Challenge ::
Reproduce all entries precisely, down to the last character.

— START Records for this task —

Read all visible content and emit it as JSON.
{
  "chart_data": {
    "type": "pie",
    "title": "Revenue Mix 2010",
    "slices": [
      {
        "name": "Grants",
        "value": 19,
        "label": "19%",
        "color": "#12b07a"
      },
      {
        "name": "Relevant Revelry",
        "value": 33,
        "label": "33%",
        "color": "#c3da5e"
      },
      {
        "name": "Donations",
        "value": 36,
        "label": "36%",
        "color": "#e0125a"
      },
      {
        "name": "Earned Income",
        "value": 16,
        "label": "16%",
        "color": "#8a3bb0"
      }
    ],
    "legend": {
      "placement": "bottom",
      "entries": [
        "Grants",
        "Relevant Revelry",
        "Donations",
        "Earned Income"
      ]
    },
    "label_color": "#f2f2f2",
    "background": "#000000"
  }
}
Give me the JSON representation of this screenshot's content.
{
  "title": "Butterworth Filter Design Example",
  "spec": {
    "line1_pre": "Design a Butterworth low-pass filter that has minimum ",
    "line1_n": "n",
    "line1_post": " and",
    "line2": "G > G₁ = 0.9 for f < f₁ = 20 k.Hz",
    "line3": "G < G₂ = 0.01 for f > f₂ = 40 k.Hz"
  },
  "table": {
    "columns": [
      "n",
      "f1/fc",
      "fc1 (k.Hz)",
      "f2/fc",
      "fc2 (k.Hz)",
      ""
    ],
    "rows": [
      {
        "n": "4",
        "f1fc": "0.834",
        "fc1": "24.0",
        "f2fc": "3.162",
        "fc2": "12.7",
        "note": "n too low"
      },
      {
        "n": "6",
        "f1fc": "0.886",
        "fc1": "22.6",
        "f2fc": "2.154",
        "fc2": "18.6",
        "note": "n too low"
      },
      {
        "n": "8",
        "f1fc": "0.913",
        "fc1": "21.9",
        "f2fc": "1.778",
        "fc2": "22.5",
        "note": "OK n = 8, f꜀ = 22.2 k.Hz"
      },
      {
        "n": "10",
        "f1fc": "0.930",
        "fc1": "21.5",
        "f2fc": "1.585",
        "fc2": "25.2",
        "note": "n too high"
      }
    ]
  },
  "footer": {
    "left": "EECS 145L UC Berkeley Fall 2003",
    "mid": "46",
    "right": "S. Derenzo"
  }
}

— END Records for this task —

Exercise answer ::
Read all visible content and emit it as JSON.
{
  "chart_data": {
    "type": "pie",
    "title": "Revenue Mix 2010",
    "slices": [
      {
        "name": "Grants",
        "value": 19,
        "label": "19%",
        "color": "#12b07a"
      },
      {
        "name": "Relevant Revelry",
        "value": 33,
        "label": "33%",
        "color": "#c3da5e"
      },
      {
        "name": "Donations",
        "value": 36,
        "label": "36%",
        "color": "#e0125a"
      },
      {
        "name": "Earned Income",
        "value": 16,
        "label": "16%",
        "color": "#8a3bb0"
      }
    ],
    "legend": {
      "placement": "bottom",
      "entries": [
        "Grants",
        "Relevant Revelry",
        "Donations",
        "Earned Income"
      ]
    },
    "label_color": "#f2f2f2",
    "background": "#000000"
  }
}
Give me the JSON representation of this screenshot's content.
{
  "title": "Butterworth Filter Design Example",
  "spec": {
    "line1_pre": "Design a Butterworth low-pass filter that has minimum ",
    "line1_n": "n",
    "line1_post": " and",
    "line2": "G > G₁ = 0.9 for f < f₁ = 20 k.Hz",
    "line3": "G < G₂ = 0.01 for f > f₂ = 40 k.Hz"
  },
  "table": {
    "columns": [
      "n",
      "f1/fc",
      "fc1 (k.Hz)",
      "f2/fc",
      "fc2 (k.Hz)",
      ""
    ],
    "rows": [
      {
        "n": "4",
        "f1fc": "0.834",
        "fc1": "24.0",
        "f2fc": "3.162",
        "fc2": "12.7",
        "note": "n too low"
      },
      {
        "n": "6",
        "f1fc": "0.886",
        "fc1": "22.6",
        "f2fc": "2.154",
        "fc2": "18.6",
        "note": "n too low"
      },
      {
        "n": "8",
        "f1fc": "0.913",
        "fc1": "21.9",
        "f2fc": "1.778",
        "fc2": "22.5",
        "note": "OK n = 8, f꜀ = 22.2 k.Hz"
      },
      {
        "n": "10",
        "f1fc": "0.930",
        "fc1": "21.5",
        "f2fc": "1.585",
        "fc2": "25.2",
        "note": "n too high"
      }
    ]
  },
  "footer": {
    "left": "EECS 145L UC Berkeley Fall 2003",
    "mid": "46",
    "right": "S. Derenzo"
  }
}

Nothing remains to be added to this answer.